> [PROBLEM TO SOLVE]
The listing below is the input. Say how many of its lines contain "Enter", giving the number alone.

> [EXERCISE MATERIAL]

* Begin *

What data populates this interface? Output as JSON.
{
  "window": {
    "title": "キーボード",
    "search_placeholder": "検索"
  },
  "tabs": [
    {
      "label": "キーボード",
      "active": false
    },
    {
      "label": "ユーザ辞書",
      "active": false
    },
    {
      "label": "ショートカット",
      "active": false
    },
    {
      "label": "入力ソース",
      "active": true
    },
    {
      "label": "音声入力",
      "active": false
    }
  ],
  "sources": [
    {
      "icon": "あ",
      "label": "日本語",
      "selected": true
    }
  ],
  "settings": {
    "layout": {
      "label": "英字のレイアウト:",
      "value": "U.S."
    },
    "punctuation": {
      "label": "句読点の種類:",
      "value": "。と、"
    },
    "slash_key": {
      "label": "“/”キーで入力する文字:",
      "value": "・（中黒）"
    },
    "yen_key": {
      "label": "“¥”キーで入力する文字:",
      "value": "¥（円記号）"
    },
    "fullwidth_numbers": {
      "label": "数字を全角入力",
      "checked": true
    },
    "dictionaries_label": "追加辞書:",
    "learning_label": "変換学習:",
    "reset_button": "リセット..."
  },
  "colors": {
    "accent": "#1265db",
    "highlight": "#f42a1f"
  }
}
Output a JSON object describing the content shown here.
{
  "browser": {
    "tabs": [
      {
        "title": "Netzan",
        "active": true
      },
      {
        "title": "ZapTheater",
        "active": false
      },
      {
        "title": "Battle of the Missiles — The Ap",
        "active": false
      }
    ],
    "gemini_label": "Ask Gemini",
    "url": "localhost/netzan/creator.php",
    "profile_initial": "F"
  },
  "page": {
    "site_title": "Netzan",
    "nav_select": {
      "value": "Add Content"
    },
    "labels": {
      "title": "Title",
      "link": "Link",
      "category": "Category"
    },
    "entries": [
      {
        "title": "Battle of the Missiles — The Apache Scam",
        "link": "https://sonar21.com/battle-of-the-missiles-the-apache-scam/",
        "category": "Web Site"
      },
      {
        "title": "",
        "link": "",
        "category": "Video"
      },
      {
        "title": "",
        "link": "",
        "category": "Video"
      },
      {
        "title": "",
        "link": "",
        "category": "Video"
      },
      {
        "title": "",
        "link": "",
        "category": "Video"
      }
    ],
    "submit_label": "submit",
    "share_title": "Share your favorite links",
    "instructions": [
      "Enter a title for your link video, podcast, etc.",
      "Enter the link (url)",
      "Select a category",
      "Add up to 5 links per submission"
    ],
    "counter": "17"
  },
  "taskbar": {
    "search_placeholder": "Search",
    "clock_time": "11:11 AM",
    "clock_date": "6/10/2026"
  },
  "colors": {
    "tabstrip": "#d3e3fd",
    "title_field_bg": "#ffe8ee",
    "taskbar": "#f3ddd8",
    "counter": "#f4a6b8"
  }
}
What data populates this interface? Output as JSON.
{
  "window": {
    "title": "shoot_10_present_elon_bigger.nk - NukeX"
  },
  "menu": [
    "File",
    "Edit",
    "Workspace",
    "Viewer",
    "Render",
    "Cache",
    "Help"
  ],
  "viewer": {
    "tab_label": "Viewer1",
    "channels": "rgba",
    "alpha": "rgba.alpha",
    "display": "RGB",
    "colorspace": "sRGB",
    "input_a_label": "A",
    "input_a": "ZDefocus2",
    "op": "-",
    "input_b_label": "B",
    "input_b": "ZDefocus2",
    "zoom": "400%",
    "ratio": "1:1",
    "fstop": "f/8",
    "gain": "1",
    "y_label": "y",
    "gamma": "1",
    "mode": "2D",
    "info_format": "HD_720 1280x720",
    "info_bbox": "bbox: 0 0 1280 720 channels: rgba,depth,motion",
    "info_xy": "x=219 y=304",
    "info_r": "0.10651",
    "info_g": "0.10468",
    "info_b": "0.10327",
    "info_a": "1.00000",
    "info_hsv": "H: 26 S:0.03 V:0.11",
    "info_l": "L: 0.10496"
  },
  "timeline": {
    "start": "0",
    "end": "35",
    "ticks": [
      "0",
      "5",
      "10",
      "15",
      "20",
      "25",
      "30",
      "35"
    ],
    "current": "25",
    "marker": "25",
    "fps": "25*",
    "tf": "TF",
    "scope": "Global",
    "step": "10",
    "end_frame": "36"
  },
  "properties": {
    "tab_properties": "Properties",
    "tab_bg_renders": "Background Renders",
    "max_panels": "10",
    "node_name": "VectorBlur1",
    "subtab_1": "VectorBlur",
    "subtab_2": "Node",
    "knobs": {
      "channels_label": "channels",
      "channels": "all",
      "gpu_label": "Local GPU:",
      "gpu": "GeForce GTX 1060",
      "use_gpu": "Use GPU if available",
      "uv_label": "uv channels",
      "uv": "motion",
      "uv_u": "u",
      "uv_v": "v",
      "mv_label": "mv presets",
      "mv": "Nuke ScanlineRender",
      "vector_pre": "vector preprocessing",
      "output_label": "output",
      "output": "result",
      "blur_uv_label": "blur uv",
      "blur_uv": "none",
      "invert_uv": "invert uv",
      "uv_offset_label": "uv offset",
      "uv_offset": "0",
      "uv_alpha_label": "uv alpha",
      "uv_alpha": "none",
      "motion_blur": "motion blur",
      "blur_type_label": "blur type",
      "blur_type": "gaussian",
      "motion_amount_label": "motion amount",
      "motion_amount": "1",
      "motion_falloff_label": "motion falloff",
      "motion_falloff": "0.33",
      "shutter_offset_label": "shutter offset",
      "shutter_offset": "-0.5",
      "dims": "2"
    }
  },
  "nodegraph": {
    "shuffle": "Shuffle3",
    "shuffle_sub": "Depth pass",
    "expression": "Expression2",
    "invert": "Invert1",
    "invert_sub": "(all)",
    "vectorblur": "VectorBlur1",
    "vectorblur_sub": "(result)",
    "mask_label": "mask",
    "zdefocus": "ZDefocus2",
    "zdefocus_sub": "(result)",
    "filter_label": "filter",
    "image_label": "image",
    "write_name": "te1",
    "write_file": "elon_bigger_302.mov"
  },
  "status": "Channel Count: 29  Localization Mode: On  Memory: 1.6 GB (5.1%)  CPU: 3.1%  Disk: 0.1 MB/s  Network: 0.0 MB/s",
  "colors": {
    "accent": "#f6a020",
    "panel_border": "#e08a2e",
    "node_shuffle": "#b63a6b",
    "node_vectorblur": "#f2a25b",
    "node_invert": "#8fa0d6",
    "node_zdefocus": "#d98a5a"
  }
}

* End *

> [FINISHED TASK]
2